> [Short exercise] Pull each line containing "title" out of the data and copy it.

> [Stored data]
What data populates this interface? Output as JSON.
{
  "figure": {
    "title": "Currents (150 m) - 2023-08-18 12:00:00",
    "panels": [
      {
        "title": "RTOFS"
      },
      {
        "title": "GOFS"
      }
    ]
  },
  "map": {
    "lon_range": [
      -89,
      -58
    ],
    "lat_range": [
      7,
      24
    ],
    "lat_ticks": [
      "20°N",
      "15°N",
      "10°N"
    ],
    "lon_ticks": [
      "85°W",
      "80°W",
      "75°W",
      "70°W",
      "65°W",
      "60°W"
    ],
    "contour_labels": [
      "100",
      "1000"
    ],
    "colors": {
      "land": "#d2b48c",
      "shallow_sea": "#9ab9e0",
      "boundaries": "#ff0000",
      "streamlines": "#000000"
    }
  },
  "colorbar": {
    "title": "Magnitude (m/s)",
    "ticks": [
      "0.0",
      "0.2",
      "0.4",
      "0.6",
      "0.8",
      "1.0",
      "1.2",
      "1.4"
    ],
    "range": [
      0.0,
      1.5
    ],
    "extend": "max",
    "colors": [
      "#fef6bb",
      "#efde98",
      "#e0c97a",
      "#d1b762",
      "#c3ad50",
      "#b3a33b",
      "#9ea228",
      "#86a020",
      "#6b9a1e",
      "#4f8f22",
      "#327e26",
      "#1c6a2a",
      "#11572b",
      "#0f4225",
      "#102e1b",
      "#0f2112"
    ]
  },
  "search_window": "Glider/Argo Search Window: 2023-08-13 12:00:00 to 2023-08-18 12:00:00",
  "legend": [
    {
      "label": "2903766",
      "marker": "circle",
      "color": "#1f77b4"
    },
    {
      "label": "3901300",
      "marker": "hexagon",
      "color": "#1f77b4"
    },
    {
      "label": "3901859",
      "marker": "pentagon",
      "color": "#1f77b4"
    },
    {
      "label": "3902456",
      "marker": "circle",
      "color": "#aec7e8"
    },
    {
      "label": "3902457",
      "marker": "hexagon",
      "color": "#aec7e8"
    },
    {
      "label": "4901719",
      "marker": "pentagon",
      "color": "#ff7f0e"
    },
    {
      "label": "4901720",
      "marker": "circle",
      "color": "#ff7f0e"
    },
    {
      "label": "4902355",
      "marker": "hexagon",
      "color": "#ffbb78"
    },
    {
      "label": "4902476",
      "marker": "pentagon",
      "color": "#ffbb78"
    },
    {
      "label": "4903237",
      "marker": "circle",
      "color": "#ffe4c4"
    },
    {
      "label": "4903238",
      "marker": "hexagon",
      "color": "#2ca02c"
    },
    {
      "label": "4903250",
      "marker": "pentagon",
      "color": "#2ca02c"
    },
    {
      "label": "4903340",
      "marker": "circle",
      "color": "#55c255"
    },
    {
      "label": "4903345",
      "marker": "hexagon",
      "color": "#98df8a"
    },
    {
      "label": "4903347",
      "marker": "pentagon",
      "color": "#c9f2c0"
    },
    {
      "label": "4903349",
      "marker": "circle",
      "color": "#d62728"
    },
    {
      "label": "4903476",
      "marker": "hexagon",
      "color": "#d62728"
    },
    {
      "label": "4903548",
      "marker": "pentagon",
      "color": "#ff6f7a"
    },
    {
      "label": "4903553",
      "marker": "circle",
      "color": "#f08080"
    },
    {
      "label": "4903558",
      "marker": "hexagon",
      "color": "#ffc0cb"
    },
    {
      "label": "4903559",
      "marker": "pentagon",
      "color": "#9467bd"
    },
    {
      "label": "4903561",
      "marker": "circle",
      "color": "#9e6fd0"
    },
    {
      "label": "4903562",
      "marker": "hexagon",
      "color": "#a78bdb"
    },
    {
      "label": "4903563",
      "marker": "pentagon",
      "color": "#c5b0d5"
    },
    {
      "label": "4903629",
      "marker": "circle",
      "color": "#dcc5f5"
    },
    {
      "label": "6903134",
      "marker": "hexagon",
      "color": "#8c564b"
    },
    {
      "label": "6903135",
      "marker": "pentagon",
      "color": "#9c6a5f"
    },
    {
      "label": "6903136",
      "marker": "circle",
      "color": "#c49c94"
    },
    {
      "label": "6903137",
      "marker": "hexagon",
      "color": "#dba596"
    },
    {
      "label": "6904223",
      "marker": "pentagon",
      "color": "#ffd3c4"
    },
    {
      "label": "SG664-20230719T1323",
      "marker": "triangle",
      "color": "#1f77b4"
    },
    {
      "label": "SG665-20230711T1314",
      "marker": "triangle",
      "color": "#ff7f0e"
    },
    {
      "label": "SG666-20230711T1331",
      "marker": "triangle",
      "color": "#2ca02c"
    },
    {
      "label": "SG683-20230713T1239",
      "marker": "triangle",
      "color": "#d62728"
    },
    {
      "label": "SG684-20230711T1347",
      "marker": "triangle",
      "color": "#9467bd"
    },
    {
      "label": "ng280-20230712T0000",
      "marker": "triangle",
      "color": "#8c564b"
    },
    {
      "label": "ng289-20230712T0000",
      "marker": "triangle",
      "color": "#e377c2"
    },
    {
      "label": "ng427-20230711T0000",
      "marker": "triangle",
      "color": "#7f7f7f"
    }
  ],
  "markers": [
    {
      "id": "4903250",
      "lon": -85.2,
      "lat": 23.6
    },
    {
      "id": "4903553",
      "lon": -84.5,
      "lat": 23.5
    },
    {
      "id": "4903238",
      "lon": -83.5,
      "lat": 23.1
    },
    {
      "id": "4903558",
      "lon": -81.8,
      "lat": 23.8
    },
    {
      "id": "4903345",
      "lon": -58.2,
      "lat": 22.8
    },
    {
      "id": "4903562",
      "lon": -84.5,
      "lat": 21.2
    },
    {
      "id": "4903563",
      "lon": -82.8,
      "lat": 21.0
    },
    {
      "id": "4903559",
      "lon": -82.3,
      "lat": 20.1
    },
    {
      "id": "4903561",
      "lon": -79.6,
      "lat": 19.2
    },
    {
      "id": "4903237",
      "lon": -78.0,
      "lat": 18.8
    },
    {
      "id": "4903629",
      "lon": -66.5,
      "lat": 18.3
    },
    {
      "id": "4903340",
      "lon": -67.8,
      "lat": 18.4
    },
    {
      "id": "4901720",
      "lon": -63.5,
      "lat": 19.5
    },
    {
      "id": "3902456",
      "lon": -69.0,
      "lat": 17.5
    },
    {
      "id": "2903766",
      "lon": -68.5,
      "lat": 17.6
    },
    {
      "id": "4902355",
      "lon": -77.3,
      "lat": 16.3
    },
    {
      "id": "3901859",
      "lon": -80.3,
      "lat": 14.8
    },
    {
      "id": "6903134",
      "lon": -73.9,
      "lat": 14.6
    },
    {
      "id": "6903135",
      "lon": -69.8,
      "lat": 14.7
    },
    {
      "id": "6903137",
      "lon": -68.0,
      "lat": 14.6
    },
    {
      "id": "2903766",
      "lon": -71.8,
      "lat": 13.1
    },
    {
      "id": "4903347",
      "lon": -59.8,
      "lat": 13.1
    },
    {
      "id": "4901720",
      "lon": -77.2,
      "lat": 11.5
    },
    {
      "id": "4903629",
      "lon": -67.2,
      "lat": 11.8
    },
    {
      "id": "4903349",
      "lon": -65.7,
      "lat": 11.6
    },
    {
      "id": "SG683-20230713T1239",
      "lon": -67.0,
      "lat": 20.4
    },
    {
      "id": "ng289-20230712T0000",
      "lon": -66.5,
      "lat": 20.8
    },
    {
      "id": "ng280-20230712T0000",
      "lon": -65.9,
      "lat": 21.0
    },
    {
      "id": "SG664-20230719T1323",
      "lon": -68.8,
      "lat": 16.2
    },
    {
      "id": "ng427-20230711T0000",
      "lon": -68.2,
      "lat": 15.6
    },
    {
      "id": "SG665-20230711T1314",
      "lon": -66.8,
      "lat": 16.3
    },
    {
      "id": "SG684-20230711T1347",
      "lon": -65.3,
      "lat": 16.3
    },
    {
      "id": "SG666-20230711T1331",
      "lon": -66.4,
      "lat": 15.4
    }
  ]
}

> [Answer to the problem]
    "title": "Currents (150 m) - 2023-08-18 12:00:00",
        "title": "RTOFS"
        "title": "GOFS"
    "title": "Magnitude (m/s)",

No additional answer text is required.